[Stored data entries]
++++++++
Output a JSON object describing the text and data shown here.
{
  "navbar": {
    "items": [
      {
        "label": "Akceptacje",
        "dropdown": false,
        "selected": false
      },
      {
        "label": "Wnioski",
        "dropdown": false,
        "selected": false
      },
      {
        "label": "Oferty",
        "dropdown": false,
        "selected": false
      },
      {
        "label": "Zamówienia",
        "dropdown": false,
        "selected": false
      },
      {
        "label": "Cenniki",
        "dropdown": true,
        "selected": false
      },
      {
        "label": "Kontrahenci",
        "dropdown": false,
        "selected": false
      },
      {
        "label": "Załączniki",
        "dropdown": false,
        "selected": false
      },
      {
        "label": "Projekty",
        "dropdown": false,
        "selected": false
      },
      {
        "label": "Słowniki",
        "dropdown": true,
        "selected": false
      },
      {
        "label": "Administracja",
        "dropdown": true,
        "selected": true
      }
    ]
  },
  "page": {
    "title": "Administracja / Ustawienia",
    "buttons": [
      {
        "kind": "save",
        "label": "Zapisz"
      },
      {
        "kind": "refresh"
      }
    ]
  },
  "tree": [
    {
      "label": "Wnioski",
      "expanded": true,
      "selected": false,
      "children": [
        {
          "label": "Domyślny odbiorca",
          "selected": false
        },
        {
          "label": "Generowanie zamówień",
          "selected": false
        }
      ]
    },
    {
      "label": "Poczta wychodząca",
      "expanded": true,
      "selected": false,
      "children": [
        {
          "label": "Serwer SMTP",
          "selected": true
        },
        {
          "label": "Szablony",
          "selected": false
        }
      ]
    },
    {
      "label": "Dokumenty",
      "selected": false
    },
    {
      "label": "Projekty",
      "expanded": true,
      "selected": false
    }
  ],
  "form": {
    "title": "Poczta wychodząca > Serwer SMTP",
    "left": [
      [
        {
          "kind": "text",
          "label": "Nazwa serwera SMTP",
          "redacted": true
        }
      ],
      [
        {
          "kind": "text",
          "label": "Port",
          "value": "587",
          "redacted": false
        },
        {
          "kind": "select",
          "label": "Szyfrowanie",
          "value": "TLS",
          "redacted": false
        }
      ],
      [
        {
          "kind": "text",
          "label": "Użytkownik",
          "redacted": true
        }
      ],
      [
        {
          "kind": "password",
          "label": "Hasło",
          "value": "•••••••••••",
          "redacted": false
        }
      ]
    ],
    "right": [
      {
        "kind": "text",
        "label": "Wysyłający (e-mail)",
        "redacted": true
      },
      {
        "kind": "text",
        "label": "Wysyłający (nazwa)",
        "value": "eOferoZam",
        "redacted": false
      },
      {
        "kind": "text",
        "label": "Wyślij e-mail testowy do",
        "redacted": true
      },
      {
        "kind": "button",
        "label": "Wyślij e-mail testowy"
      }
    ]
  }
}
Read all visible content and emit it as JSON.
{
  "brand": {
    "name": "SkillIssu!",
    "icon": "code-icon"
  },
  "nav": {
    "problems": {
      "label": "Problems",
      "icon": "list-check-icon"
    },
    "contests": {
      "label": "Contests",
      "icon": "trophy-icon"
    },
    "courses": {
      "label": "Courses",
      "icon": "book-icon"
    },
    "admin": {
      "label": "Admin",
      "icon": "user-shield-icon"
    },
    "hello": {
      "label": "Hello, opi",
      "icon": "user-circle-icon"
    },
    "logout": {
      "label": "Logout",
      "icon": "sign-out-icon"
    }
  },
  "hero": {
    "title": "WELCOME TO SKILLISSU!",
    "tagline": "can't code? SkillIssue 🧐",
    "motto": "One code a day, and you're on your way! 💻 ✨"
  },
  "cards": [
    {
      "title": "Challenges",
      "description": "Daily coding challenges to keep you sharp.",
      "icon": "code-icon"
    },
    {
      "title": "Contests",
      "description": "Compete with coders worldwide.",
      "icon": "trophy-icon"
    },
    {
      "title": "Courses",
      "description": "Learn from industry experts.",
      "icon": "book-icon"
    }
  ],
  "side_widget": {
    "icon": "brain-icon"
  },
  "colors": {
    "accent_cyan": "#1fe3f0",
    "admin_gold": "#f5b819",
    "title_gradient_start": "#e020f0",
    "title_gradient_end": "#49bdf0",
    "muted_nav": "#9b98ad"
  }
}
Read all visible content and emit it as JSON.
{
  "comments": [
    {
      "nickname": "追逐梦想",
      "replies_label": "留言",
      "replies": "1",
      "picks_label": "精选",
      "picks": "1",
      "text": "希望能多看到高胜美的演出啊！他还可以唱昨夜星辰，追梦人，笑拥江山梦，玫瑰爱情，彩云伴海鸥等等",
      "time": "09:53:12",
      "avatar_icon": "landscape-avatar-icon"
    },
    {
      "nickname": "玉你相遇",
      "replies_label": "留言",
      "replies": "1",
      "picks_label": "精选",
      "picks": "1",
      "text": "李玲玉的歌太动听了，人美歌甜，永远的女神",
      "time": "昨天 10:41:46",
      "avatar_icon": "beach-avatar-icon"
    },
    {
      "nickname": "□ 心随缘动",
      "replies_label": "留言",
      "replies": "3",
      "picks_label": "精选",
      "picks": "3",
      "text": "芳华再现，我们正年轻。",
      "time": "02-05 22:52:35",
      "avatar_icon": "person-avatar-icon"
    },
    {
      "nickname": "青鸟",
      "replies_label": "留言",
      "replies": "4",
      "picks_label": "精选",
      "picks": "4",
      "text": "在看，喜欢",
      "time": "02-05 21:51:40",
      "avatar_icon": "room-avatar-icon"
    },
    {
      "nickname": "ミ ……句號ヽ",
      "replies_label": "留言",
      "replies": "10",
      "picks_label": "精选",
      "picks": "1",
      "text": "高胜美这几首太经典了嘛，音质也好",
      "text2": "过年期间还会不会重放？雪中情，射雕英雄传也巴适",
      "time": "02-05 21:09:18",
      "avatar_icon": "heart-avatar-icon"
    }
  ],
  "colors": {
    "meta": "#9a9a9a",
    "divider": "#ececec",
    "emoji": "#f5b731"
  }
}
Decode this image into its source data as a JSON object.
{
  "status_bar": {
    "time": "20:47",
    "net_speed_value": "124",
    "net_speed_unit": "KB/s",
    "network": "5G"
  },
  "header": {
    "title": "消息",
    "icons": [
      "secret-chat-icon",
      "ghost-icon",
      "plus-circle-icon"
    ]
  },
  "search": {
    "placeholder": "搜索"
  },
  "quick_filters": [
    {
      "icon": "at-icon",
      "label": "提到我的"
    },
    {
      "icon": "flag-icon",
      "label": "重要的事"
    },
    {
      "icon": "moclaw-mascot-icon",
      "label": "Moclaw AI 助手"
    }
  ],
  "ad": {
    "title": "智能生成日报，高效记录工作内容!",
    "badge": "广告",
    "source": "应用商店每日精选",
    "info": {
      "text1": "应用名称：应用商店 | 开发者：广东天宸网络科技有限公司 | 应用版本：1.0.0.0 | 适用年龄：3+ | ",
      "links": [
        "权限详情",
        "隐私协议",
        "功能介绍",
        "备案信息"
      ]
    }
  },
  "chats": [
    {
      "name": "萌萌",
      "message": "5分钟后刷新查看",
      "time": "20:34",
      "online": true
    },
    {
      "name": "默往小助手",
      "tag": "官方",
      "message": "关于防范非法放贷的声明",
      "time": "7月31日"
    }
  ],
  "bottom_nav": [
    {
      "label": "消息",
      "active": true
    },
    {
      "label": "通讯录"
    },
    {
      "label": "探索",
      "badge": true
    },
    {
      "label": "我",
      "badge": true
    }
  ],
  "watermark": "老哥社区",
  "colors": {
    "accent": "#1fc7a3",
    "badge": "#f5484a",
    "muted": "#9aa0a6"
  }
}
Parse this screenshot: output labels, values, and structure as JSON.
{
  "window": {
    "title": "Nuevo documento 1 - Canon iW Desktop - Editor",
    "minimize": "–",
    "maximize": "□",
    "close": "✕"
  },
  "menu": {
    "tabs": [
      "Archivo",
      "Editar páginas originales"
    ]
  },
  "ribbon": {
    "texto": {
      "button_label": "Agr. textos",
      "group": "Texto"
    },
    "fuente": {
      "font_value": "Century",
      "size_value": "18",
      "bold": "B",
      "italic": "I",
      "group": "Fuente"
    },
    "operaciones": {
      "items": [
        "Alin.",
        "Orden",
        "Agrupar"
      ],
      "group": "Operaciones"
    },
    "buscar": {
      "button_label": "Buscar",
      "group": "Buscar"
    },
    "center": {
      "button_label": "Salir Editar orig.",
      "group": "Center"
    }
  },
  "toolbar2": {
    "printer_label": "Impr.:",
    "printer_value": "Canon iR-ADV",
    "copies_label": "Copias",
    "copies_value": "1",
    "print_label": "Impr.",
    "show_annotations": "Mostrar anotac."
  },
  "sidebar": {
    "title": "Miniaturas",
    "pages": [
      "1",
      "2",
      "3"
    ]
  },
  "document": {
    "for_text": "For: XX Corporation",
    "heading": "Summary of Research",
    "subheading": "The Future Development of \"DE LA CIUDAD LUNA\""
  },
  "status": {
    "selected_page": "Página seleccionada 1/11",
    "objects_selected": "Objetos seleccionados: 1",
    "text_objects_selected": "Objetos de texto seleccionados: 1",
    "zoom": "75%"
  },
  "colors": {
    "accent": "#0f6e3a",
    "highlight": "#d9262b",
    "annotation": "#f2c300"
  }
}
++++++++
▸ **PROBLEM DETAILS**: Find the word "message" in the data and show each line that holds it.

▸ **SOLUTION TO THE EXERCISE**:
      "message": "5分钟后刷新查看",
      "message": "关于防范非法放贷的声明",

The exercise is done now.